From this initial parks polygons dataset, we obtained park attribute information through OpenStreetMap (OSM) using the osmdata package for R (Padgham et al. 2017). Three attribute elements are considered in this analysis. First, we identify playgrounds using OSM facilities given a leisure = playground tag. The tagged facilities can be either polygon or point objects; in the former case we use the polygon centroid to determine the point location of the playground.

Second, we consider sport fields of various kinds identified with the OSM leisure = pitch tag. This tag has an additional attribute describing the sport the field is designed for, which we retain in a consolidated manner. Soccer and American football fields are considered in a single category, and baseball and softball fields are combined as well. Basketball, tennis, and volleyball courts are kept as distinct categories, with all other sport-specific fields combined into a single “other.” Golf courses are discarded. As with playgrounds, polygon field and court objects are converted into points at the polygon centroid.

pitches_osm <- opq(bb) %>% # specify boundary for query
  add_osm_feature(key = "leisure", value = "pitch") %>% 
  osmdata_sf() %>% 
  trim_osmdata(bb, exclude = TRUE)

pitches <- rbind(
  # convert polygons to centroids
  pitches_osm$osm_polygons %>%
    st_transform(this_crs) %>%
    st_centroid() %>%
    select(osm_id, sport),
  # get points
  pitches_osm$osm_points %>%
    st_transform(this_crs) %>%
    select(osm_id, sport)
  # no multipolygons or polylines that need to be included
) %>%
  filter(sport != "golf") %>%
  mutate(
    sport = case_when(
      grepl("football", sport) | grepl("soccer", sport) ~ "football / soccer",
      grepl("baseball", sport) | grepl("softball", sport) ~ "baseball",
      grepl("basketball", sport) ~ "basketball",
      grepl("tennis", sport) ~ "tennis",
      grepl("volleyball", sport) ~ "volleyball",
      TRUE ~ "other_pitch"
    )
  )

Finally, we identified trails and footpaths using the path, cycleway, and footway values of the highway tag. A visual inspection of the resulting data revealed that the large preponderance of sidewalks and cycling trails within parks in Alameda County are identified properly with these variables. Trails are represented in OSM as polylines, or as polygons if they form a complete circle. In the latter case, we converted the polygon boundary into an explicit polyline object.

Dataset entries
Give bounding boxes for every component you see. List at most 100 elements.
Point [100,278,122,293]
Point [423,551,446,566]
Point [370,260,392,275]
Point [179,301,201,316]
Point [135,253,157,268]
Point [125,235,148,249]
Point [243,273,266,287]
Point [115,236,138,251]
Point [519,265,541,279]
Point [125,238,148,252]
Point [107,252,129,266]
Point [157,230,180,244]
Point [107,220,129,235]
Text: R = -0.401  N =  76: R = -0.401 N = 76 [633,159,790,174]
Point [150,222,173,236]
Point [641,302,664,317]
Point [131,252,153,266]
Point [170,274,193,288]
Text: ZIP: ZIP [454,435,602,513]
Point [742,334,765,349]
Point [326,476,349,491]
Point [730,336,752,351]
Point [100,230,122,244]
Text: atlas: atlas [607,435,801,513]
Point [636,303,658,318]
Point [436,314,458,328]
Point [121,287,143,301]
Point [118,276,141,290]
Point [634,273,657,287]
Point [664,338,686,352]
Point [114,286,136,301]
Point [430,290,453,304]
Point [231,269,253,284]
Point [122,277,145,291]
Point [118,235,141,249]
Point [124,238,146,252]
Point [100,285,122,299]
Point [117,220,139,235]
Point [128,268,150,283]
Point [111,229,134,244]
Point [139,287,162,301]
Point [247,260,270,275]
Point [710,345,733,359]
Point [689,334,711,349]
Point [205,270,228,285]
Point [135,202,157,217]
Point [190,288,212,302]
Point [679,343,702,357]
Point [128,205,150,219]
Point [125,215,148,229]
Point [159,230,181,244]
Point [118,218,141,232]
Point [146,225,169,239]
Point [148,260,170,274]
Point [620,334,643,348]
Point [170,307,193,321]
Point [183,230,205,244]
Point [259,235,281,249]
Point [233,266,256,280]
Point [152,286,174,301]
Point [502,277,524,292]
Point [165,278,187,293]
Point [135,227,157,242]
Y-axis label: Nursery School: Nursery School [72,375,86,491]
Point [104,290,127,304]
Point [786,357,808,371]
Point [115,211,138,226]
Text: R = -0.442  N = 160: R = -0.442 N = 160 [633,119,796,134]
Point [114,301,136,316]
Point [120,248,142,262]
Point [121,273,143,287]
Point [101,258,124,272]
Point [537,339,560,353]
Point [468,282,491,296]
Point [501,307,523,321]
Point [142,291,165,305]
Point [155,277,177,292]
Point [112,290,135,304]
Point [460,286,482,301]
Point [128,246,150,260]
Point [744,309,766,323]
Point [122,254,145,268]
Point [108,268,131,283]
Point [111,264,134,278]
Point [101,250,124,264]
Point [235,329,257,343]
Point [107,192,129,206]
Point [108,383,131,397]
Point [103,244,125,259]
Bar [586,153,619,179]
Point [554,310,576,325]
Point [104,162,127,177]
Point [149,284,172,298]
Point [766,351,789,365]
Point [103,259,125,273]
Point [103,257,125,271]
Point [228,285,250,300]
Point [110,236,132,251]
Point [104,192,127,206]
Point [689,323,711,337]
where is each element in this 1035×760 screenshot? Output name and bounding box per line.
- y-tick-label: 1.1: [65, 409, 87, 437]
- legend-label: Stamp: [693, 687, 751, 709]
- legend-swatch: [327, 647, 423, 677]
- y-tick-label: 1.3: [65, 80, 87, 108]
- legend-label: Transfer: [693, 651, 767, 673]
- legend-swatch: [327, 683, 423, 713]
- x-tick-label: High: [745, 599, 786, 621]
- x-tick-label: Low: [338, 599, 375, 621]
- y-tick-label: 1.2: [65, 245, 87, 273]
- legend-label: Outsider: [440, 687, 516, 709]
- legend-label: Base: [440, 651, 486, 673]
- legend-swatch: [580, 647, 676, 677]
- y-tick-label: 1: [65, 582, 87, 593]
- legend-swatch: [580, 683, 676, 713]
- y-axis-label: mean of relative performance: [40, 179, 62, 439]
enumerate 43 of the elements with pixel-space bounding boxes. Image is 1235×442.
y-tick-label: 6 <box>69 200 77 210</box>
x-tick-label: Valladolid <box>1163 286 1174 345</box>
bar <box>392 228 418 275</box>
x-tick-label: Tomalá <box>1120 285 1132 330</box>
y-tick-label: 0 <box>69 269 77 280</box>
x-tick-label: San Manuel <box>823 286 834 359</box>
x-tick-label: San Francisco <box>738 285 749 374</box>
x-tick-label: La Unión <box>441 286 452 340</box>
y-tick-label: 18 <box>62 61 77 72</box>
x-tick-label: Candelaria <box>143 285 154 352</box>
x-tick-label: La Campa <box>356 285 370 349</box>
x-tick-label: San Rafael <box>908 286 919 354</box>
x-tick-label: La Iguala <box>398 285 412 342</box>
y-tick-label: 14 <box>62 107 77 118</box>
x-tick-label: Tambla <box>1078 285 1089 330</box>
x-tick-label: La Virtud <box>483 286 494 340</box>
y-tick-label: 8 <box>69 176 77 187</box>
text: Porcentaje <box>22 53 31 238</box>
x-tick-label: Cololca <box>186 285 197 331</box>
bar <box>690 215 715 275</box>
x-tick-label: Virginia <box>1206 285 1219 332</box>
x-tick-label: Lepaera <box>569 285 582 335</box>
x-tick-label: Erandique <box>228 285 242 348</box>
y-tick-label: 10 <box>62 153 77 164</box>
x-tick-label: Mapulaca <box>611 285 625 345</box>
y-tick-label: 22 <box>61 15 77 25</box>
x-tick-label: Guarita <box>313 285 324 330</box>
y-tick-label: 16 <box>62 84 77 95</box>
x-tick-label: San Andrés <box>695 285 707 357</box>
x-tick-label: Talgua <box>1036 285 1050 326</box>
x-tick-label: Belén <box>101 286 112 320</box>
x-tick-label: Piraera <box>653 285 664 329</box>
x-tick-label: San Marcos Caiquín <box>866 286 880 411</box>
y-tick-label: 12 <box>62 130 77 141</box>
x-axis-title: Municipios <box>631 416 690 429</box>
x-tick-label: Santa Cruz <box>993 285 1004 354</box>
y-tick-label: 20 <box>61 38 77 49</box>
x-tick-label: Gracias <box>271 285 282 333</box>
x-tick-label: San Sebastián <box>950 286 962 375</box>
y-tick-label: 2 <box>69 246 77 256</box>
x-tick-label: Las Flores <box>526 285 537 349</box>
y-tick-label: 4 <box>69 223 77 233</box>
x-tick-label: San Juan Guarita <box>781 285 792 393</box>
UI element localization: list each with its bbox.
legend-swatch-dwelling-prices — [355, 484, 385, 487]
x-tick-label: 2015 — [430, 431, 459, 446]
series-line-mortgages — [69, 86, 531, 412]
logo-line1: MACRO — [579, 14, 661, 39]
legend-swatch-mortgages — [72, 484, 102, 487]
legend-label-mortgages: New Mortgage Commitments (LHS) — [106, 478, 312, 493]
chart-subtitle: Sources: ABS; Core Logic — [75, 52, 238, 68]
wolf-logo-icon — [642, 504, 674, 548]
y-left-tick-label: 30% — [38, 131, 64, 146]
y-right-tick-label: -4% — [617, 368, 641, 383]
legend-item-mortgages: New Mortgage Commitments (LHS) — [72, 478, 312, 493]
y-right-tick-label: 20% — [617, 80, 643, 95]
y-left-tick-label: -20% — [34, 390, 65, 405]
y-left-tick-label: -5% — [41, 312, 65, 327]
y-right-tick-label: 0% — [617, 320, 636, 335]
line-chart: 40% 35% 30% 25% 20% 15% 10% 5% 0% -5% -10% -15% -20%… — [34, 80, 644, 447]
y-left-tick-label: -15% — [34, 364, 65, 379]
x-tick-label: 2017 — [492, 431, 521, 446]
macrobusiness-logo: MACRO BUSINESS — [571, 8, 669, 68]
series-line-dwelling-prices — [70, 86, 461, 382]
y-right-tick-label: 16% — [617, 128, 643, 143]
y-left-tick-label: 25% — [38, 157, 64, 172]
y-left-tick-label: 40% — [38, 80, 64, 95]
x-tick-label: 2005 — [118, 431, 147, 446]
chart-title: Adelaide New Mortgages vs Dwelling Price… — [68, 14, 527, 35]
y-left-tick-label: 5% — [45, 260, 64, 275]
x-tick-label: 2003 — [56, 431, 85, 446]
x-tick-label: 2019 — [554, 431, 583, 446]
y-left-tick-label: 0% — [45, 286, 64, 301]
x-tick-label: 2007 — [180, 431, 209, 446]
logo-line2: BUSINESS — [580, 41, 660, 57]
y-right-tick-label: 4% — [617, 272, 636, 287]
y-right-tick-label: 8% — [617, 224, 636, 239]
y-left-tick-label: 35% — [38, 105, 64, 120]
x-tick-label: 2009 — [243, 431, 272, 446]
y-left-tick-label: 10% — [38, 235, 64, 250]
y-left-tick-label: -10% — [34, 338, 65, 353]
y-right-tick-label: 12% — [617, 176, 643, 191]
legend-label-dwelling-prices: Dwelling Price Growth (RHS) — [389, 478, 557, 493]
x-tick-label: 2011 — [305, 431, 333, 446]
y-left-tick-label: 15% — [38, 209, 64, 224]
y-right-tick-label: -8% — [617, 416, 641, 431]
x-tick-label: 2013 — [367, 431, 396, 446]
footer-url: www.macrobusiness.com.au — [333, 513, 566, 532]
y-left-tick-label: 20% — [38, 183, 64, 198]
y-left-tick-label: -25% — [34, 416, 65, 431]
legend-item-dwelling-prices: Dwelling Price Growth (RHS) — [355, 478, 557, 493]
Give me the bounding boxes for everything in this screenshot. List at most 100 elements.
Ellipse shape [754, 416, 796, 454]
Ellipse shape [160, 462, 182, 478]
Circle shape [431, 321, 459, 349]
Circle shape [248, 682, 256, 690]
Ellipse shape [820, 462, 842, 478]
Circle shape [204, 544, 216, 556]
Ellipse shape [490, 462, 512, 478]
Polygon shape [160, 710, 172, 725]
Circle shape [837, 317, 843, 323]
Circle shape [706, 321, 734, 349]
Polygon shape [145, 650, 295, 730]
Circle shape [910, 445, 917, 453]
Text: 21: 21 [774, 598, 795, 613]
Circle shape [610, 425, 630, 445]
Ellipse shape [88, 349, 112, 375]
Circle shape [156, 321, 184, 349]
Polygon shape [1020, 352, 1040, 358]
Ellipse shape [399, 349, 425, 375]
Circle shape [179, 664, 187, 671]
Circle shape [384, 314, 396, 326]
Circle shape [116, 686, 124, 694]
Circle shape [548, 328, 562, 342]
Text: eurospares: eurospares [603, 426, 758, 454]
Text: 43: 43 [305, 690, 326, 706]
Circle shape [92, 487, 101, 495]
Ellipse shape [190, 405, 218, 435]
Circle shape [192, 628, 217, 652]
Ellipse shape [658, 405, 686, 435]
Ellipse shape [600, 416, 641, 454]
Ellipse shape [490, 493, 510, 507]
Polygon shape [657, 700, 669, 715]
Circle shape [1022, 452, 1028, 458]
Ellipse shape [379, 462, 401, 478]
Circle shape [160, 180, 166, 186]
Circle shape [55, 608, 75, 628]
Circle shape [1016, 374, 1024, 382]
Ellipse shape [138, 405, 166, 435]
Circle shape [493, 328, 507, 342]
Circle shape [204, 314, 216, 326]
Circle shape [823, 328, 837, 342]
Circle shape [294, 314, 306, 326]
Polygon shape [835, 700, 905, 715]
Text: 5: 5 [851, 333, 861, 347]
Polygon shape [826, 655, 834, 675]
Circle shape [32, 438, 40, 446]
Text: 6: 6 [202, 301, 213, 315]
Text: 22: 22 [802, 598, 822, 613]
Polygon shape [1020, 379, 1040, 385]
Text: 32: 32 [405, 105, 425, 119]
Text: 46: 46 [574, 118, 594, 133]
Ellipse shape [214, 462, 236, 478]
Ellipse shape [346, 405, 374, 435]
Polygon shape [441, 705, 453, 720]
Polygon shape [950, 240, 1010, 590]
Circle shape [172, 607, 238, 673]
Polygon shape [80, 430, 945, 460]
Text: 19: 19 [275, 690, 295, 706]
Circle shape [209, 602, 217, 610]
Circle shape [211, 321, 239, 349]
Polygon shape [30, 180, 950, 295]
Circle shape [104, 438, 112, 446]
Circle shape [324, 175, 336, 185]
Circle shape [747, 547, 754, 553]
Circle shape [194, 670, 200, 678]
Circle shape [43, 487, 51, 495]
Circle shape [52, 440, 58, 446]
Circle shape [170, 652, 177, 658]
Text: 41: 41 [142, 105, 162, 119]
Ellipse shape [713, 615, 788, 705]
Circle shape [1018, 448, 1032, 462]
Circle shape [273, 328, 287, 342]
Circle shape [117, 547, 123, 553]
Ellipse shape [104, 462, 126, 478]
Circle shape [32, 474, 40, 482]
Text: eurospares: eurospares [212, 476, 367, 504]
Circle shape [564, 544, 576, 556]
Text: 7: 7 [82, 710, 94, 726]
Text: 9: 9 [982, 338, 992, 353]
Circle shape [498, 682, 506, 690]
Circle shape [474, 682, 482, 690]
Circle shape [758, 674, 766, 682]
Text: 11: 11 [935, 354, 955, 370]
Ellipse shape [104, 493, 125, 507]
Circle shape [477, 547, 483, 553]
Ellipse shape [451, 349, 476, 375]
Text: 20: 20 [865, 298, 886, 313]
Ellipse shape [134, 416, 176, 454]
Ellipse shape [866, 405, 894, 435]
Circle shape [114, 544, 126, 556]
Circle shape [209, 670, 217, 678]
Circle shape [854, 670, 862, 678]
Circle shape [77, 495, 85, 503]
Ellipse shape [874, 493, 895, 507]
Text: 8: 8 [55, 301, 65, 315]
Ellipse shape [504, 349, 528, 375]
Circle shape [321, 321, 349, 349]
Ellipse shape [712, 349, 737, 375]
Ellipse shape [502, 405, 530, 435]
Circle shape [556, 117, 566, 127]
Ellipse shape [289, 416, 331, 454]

Exercise requirements
Retype the OpenStreetMap passage word for word, everything from "Finally, we identified" down to "explicit polyline object.". The data here is separate from the OpenStreetMap passage.

Solution
Finally, we identified trails and footpaths using the path, cycleway, and footway values of the highway tag. A visual inspection of the resulting data revealed that the large preponderance of sidewalks and cycling trails within parks in Alameda County are identified properly with these variables. Trails are represented in OSM as polylines, or as polygons if they form a complete circle. In the latter case, we converted the polygon boundary into an explicit polyline object.